- _THE PROBLEM_
Report how many lines hold the word "topped"; answer with the number alone.

- _RECORDS FOR THE TASK_
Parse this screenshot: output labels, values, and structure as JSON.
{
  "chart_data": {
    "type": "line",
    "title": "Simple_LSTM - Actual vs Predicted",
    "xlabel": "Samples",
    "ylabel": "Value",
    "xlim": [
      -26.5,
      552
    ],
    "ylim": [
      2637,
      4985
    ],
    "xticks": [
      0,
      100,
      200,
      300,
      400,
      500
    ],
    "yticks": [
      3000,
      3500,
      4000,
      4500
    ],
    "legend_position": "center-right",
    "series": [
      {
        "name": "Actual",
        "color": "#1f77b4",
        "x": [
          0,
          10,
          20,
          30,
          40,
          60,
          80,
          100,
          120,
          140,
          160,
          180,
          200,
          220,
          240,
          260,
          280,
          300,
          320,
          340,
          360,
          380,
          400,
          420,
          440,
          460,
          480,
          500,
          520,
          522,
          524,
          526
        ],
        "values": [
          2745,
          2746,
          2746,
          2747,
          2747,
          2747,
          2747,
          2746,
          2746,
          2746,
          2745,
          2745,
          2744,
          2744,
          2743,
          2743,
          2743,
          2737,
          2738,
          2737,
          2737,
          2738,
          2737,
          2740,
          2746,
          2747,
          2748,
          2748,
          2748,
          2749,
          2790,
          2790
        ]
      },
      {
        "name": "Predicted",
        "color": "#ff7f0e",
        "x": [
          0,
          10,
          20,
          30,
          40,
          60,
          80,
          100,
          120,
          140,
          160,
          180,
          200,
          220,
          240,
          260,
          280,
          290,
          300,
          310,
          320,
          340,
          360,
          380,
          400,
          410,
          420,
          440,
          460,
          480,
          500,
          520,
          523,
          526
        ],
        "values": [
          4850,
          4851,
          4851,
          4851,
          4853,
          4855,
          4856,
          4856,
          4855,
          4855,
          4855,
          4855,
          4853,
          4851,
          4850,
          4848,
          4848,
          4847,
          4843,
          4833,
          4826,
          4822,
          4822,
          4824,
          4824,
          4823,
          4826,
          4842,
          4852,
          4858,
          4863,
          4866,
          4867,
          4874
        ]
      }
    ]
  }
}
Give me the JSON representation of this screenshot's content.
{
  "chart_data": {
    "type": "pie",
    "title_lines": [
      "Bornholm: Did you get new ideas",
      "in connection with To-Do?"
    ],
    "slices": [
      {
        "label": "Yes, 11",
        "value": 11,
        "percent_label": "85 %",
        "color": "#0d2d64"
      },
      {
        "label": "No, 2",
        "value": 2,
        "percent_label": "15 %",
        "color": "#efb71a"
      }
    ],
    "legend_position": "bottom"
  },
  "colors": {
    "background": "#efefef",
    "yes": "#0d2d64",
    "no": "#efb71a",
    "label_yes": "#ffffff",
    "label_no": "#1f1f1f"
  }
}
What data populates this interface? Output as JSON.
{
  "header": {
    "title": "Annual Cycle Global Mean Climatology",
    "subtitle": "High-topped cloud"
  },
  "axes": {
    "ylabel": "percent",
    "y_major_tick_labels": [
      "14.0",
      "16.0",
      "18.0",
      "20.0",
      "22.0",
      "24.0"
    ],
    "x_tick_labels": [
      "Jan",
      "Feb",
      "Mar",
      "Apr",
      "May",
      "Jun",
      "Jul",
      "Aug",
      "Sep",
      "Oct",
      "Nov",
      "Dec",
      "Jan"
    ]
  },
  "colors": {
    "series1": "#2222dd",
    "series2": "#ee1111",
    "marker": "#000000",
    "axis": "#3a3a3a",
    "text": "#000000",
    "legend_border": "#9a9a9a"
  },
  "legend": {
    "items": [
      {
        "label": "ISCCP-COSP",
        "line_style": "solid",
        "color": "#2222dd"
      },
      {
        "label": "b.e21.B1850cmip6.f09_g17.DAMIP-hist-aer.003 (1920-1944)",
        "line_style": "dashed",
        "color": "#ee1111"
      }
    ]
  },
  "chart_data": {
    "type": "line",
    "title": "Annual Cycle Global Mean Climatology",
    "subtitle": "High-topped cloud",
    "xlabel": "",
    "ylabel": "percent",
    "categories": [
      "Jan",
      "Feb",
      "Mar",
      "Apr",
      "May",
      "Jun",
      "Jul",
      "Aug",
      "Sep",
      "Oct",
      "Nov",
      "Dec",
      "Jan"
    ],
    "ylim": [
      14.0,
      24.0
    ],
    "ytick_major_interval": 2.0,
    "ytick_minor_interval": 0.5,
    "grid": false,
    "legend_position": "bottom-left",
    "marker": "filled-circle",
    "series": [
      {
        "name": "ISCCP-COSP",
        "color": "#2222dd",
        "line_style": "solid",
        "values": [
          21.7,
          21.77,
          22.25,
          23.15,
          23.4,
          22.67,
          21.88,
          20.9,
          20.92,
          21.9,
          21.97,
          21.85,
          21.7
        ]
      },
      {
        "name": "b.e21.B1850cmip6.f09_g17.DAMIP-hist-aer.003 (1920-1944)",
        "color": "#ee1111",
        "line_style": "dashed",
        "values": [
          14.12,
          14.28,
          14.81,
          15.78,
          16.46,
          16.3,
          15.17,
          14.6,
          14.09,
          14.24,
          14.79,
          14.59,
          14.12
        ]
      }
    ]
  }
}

- _RESULT FOR THIS EXERCISE_
2